> [WHAT TO DO] Carry on the commentary about Bernardi's speech from the point where it stops.

> [SELECTED EXTRACT]
--------------------------------------------------

Bernardi’s critique wasn’t simply about intelligence. It was about arrogance detached from consequences.
And after years of failed energy policy, collapsing housing affordability and ballooning bureaucracy, plenty of voters think he’s got a point.
Bernardi went directly at the modern obsession with race, sexuality and grievance hierarchy. No hedging. No careful caveats.
“I make no apology… for being tall, straight, white, and a traditional man.”
Then came the broader argument:
“Most people don't care about what colour your skin is until you start blaming those with different skin for your own problems.”
That sentence alone explains why establishment politics increasingly struggles outside activist bubbles.
Australians tolerated diversity perfectly well until it became weaponised politically.
Bernardi framed identity politics not as social progress, but as a deliberate strategy of division.
“Tolerance of that celebrated difference became exploited for political gain.”
That line cuts to the heart of the modern culture war. The political class insists people are endlessly divided by race, sex and identity. Ordinary Australians mostly just want competent government and affordable electricity.
The speech also delivered a broadside against the cult of perpetual offence.
“We've become a nation of easily offended snowflakes.”
It was classic Bernardi rhetoric, but beneath the provocation sits a serious point. Modern Australia increasingly rewards victimhood over resilience.
Bernardi contrasted today’s censorship culture with an older national character:
“Sticks and stones may break my bones, but names will never hurt me.”
That Australia, tougher, freer and less hysterical, is the country many voters feel they’ve lost. And Bernardi knows exactly how politically potent that sentiment has become.

--------------------------------------------------

> [DATA PROVIDED]
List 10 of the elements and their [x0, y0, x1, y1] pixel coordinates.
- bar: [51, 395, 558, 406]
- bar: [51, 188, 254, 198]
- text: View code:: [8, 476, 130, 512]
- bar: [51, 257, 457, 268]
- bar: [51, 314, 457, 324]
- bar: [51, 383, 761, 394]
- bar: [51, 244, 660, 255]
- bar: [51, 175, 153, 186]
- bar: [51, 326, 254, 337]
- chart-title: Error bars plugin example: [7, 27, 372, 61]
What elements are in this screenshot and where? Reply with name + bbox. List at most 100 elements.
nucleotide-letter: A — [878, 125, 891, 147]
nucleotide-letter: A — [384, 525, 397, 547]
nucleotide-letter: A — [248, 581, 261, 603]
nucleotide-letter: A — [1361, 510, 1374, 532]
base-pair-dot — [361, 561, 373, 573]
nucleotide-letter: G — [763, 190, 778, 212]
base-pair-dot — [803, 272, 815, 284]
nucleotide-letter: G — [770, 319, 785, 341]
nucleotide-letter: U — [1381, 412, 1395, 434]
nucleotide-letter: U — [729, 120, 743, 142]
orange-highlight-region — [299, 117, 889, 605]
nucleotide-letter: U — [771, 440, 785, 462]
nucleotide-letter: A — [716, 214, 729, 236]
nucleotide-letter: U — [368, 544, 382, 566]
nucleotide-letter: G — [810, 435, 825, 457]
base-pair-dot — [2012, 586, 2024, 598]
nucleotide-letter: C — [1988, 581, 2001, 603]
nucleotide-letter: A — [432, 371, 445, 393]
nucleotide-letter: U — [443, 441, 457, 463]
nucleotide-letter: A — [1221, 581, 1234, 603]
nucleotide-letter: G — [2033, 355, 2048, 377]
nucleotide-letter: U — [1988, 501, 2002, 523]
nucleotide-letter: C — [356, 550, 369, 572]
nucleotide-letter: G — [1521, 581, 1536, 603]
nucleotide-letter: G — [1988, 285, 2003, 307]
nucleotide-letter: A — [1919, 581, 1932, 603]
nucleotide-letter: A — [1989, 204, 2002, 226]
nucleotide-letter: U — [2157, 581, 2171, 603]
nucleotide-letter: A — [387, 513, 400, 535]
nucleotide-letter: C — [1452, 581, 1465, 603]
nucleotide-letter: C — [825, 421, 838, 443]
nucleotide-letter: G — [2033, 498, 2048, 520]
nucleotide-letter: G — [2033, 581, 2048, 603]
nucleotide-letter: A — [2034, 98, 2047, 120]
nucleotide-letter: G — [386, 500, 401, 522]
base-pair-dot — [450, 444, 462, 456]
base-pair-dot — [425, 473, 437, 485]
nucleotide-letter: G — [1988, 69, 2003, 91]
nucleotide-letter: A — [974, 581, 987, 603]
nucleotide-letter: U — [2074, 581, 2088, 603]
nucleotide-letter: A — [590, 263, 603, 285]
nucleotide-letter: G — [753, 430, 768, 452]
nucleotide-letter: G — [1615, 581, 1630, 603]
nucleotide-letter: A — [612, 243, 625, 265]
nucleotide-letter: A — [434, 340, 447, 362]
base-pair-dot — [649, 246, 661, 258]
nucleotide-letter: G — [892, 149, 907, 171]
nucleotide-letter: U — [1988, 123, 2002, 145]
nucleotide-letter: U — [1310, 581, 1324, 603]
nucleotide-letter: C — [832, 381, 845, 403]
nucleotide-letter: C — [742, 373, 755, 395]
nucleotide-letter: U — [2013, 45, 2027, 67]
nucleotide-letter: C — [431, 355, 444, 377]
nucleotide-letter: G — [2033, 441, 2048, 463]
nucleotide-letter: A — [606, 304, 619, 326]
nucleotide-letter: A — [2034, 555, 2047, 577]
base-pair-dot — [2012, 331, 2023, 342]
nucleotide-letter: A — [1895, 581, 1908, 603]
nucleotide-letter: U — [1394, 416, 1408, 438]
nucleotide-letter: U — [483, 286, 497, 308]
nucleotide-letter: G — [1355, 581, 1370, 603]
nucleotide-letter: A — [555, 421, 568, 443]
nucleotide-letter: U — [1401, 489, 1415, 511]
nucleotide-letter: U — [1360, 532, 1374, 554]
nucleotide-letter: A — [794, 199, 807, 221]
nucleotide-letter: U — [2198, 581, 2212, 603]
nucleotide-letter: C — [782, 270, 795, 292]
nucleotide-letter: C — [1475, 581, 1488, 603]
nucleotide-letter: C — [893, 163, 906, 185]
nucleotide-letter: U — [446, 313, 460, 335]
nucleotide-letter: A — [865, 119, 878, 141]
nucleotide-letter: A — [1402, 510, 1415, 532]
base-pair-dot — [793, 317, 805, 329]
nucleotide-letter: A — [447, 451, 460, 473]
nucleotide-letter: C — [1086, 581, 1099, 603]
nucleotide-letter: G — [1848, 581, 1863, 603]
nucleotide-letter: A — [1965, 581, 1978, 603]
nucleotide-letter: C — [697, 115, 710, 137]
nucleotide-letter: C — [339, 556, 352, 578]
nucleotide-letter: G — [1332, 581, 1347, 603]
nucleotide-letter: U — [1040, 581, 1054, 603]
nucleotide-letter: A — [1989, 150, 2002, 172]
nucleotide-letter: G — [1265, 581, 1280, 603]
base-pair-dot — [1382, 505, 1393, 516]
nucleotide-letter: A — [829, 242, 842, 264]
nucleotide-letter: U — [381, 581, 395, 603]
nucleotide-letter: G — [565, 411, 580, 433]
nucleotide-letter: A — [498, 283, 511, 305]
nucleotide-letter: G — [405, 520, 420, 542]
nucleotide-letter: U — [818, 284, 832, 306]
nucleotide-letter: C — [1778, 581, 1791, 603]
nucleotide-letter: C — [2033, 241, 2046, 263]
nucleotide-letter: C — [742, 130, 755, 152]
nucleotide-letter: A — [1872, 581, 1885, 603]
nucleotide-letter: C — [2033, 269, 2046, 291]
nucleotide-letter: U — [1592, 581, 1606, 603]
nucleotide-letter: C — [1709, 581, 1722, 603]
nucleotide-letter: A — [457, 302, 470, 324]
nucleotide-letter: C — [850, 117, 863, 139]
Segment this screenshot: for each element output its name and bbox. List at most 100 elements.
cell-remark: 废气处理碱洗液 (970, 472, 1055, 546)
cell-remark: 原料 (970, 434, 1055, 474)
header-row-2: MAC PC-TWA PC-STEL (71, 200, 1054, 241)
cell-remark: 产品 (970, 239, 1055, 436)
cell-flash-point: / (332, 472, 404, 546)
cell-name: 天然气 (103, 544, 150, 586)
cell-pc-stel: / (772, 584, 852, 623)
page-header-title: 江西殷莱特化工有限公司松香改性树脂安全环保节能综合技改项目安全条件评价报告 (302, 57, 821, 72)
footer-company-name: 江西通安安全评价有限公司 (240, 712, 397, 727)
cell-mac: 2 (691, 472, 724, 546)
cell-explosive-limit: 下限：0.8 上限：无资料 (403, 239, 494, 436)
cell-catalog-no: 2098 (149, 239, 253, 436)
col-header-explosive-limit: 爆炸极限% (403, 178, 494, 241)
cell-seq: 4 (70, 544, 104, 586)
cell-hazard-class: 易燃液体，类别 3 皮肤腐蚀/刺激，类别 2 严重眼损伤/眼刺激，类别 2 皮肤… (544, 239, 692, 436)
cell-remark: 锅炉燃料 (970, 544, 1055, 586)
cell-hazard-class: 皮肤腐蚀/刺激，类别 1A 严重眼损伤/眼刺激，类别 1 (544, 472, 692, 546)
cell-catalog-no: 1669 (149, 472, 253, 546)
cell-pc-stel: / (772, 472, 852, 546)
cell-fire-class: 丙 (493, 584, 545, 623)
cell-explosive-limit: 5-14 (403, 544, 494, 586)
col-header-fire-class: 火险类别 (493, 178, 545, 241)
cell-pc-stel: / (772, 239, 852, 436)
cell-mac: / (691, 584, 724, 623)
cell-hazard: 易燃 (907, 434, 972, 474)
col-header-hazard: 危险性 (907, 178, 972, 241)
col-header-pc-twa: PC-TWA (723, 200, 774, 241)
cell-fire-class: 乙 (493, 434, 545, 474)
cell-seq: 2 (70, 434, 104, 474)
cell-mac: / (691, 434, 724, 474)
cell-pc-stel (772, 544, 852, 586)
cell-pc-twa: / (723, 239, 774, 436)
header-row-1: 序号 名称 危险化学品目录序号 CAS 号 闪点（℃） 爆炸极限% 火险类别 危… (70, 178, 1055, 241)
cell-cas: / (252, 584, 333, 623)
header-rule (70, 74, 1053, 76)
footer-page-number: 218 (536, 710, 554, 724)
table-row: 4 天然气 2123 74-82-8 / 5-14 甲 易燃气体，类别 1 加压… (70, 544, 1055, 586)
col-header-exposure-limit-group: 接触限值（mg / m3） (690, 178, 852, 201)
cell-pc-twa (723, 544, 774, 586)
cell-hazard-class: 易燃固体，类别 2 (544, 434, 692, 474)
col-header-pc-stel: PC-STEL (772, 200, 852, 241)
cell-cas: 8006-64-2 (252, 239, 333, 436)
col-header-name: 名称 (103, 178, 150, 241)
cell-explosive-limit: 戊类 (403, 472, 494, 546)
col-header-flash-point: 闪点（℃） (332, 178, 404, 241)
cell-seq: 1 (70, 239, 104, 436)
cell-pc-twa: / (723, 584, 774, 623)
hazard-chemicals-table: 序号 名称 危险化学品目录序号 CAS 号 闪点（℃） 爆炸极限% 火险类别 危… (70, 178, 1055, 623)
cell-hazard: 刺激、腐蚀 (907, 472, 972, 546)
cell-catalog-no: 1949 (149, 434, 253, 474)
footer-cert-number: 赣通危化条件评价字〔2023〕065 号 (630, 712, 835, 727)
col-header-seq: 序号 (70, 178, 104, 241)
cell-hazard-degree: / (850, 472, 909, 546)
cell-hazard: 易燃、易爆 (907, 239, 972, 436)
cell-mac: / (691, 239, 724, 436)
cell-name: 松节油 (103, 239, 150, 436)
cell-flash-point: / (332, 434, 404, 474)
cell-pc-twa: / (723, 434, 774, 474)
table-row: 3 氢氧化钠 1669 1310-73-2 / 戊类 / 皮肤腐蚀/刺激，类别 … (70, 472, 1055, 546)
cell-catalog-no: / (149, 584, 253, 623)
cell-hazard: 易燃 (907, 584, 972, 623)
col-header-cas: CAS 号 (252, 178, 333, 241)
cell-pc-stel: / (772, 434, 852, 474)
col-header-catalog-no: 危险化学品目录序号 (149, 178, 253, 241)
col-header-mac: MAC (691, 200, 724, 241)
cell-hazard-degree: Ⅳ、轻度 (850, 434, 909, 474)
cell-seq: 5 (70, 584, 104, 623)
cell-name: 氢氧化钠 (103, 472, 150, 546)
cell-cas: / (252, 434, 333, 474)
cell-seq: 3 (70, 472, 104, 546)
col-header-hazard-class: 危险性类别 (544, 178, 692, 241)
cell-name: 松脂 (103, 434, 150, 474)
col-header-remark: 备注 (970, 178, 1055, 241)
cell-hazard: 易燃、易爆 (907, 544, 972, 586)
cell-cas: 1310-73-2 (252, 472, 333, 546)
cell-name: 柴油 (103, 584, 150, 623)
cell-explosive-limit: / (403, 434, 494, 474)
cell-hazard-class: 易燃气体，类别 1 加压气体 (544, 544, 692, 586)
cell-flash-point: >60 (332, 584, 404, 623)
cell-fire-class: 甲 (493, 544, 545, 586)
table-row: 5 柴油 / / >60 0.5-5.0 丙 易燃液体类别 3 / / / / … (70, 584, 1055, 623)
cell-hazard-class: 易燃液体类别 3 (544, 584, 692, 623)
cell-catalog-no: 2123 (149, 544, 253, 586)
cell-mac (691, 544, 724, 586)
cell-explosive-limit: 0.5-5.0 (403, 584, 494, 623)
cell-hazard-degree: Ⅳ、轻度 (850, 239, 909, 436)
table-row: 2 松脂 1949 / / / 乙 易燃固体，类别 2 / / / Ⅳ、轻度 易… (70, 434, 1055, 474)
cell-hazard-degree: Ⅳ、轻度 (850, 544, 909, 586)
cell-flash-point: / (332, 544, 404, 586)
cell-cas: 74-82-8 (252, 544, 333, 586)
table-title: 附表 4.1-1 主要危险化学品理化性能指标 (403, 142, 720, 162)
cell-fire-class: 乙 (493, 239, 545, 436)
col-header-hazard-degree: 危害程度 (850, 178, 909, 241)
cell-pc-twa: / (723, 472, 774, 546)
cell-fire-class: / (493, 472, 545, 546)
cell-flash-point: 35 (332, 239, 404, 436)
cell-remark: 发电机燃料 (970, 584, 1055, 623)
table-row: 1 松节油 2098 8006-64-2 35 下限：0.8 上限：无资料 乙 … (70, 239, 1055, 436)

--------------------------------------------------

> [THE ANSWER]
This was the section guaranteed to trigger activist outrage. Which is probably why Bernardi delivered it so bluntly.
“Men can never be women, or vice versa.”
Simple sentence. Political napalm. He also condemned what he described as the medicalisation of confused children:
“The media are silent while the government allows doctors to mutilate children in the name of gender affirming care.”
Whether people agree or disagree, the significance lies in this: Bernardi is willing to say in parliament what many politicians are too frightened to say publicly. And that matters politically because the public mood is shifting.
Around the Western world, voters are increasingly sceptical of radical gender ideology being imposed through schools, medicine and bureaucracy.
Bernardi clearly intends to make that fight central to his parliamentary return.
The speech culminated in a defence of free speech and a warning about state power.
“Freedom of speech is the cornerstone on which our democracy should be built.”
Then came the sharper warning:
“A government that legislates against free speech is a threat to our innate freedoms.”
This wasn’t abstract philosophy. Bernardi sees modern government increasingly treating citizens as subjects to be managed rather than free people to be trusted.
His broader argument was unmistakable:
Government has grown too large.
Bureaucracy too powerful.
Citizens too controlled.
Truth too policed.
And he believes Australians are reaching breaking point.
Critics will dismiss the speech as populist theatre. Supporters will call it overdue truth-telling. But either way, Bernardi achieved something rare in modern politics: people actually noticed. That alone makes the speech significant.
At a time when most parliamentary speeches sound like AI-generated corporate memos, Bernardi delivered something with conviction, humour and ideological clarity. He mocked socialism, mocked bureaucracy, mocked political correctness and even joked about refusing to smoke Cuban cigars as part of his personal anti-communist crusade.
It was political combat by flamethrower. And unlike many politicians who calibrate every sentence through focus groups and consultants, Bernardi sounded like someone who genuinely believes what he says.
That authenticity, whether people love it or hate it, is increasingly rare.
“Political language is designed to make lies sound truthful and murder respectable.”